== EXERCISE GOAL ==
Gather all lines from the material that contain the word "JSON".
[Start of RECORDS FOR THE EXERCISE]
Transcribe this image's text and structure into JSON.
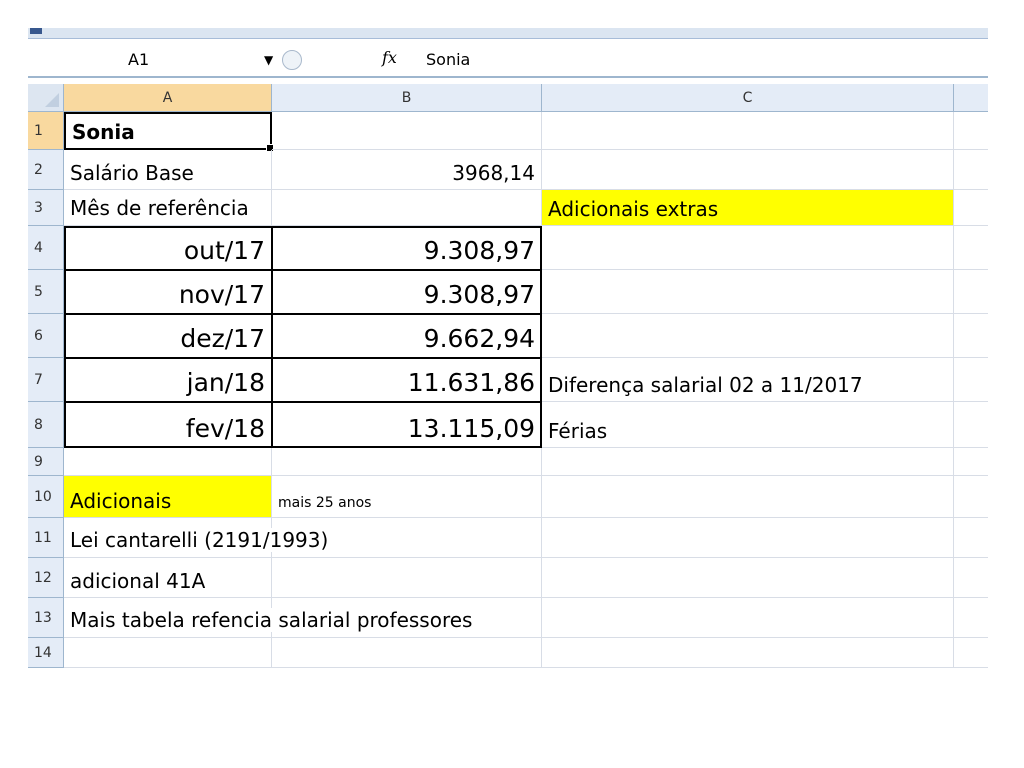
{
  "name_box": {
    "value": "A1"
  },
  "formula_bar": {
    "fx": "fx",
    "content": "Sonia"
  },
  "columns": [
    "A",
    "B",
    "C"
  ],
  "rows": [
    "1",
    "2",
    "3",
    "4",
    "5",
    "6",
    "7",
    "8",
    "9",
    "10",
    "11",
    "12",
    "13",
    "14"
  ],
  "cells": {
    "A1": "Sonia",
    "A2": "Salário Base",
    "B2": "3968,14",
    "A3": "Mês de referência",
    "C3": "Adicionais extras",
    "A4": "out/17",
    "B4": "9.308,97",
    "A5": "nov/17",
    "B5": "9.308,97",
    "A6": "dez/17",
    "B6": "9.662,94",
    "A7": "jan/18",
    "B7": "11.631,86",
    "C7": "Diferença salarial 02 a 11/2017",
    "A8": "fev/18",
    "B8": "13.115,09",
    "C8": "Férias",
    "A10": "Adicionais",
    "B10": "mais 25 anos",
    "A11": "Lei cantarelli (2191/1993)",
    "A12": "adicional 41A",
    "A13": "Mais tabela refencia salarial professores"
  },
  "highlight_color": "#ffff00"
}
[End of RECORDS FOR THE EXERCISE]
[Start of RECORDS FOR THE EXERCISE]
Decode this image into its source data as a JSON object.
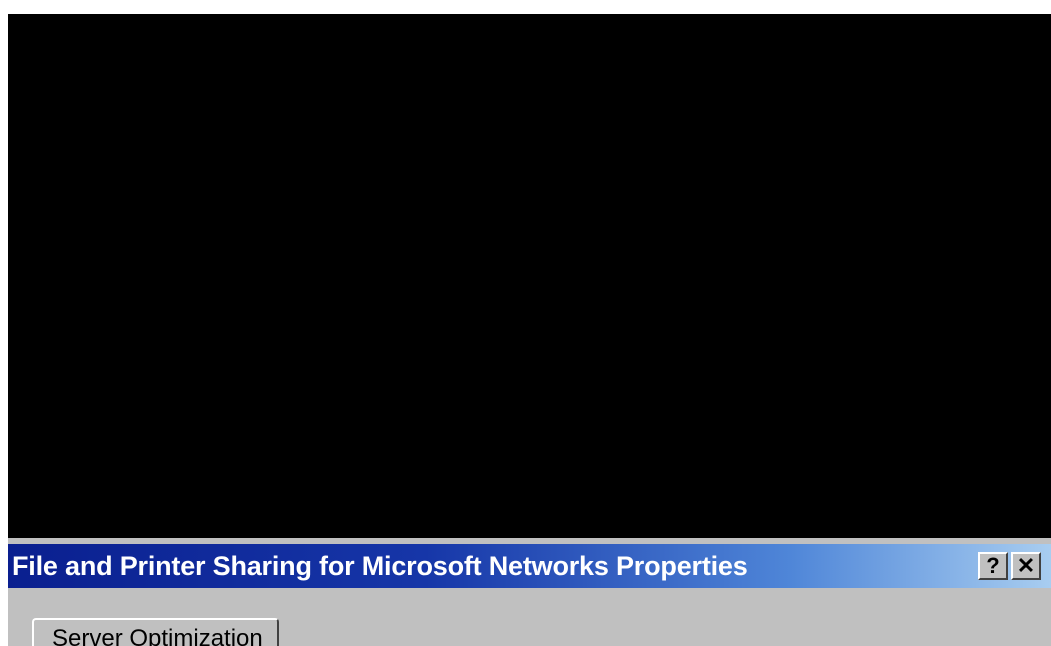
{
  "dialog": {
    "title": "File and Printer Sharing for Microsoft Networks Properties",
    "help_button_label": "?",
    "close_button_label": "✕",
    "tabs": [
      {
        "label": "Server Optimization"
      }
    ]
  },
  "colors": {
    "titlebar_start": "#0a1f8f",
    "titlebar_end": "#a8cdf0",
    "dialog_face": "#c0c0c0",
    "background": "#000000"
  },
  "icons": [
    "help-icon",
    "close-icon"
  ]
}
[End of RECORDS FOR THE EXERCISE]
== WRITTEN RESPONSE ==
Transcribe this image's text and structure into JSON.
Decode this image into its source data as a JSON object.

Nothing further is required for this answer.